■ **OBJECTIVE 1**
List every person the climate commentary names.
■ **OBJECTIVE 2**
Reproduce word for word the stretch of the climate commentary from "I could not" through "the ~40,000 residents alone!".

■ **DOCUMENT EXCERPT**
In her Chatelaine article, Dr. Hayhoe claims weather extremes are more frequent, but this claim is not supported by the UN Climate Panel (IPCC) Special Report on Extreme Weather. In that report, as confirmed by climate scientist Dr. Judith Curry in her 2014 US Senate testimony, extreme weather is not ascribed to human-causation, and such events are not increasing.
Though Dr. Hayhoe claims ‘the reality is that climate change is affecting us today’ – that’s a silly comment. Climate changes all the time. Climate change is measured in 30, 50, 100 and millennial timescales, so most of us don’t live long enough to experience climate change. As Dr. John Harper FGSA,FGAC, PGeol., former director of the Geological Survey of Canada, explains in this video clip, most politicians can’t define climate change; they certainly can’t stop it. Neither can you.
Dr. Hayhoe’s curated magazine gives a page to Tzeporah Berman, who spouts off about stopping pipelines to save the planet, but meanwhile her bio says she lives in Vancouver and likes to take trips to Cortes Island to kayak. How green!
However, the only way you can get there is by fossil fueled transport. BC Ferries runs one of the largest ferry systems in the world – all on fossil fuels.
But the real prize is Chris Turner’s article about Bornholm, a tiny Danish island with some ~40,000 residents and 600,000 annual visitors. Based on his 2013 experience visiting this island, Turner tells us “The Future is Greener than you Think.” He talks about his visit to Bornholm, an island dotted with wind farms, solar panels and EVs, saying: “Imagine an enviable quality of life, all without a single molecule of carbon dioxide sent skyward to compound the global catastrophe of climate change.”
A closer look at Bornholm shows that it has the world’s longest submarine (underwater) 60 kV cable of ~ 46 kilometers, connecting the island to Swedish nuclear and hydro power. That can supply all the power for the island. Laying such a cable involves fossil fuels, and cash. Lots of it.
I could not find the original cost of the undersea cable but estimates of the present cost of such lines are about £100 Sterling per metre or about $6,000,000 USD for 46 000 metres. The cost of installation can be between £2-£5 million per kilometer (46 km), or $156,896,646.82 to $392,241,617.05 Cdn.[1] Typically, the cost of such a line is borne by the consumer on top of the cost of the electricity, though since the island is being used as a kind of renewables laboratory, the cable was funded 50% by the EU and 50% by corporations involved in testing related renewables energy systems. Imagine that tab if spread over the ~40,000 residents alone!
There is even a LEGO video clip of life on Bornholm in the new Utopia.
In 2010, Bornholm was still powered largely by diesel generators, coal, incineration, and biomass. [2] Wind turbines were added between 1992 and up until 2008. They provide about 30% of their nameplate capacity.

■ **DATA EXTRACT**

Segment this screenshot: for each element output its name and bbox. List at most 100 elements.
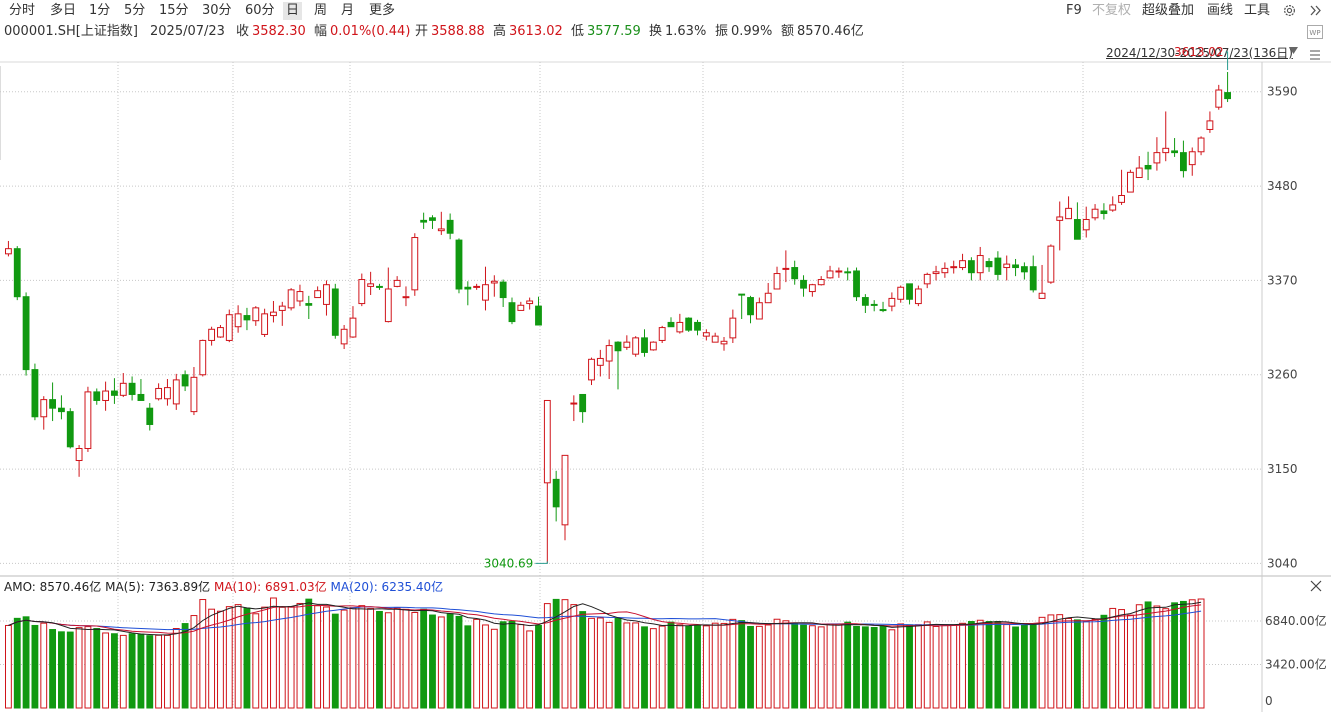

■ **ANSWER 1**
Dr. Hayhoe, Dr. Judith Curry, Dr. John Harper, Tzeporah Berman, Chris Turner

■ **ANSWER 2**
I could not find the original cost of the undersea cable but estimates of the present cost of such lines are about £100 Sterling per metre or about $6,000,000 USD for 46 000 metres. The cost of installation can be between £2-£5 million per kilometer (46 km), or $156,896,646.82 to $392,241,617.05 Cdn.[1] Typically, the cost of such a line is borne by the consumer on top of the cost of the electricity, though since the island is being used as a kind of renewables laboratory, the cable was funded 50% by the EU and 50% by corporations involved in testing related renewables energy systems. Imagine that tab if spread over the ~40,000 residents alone!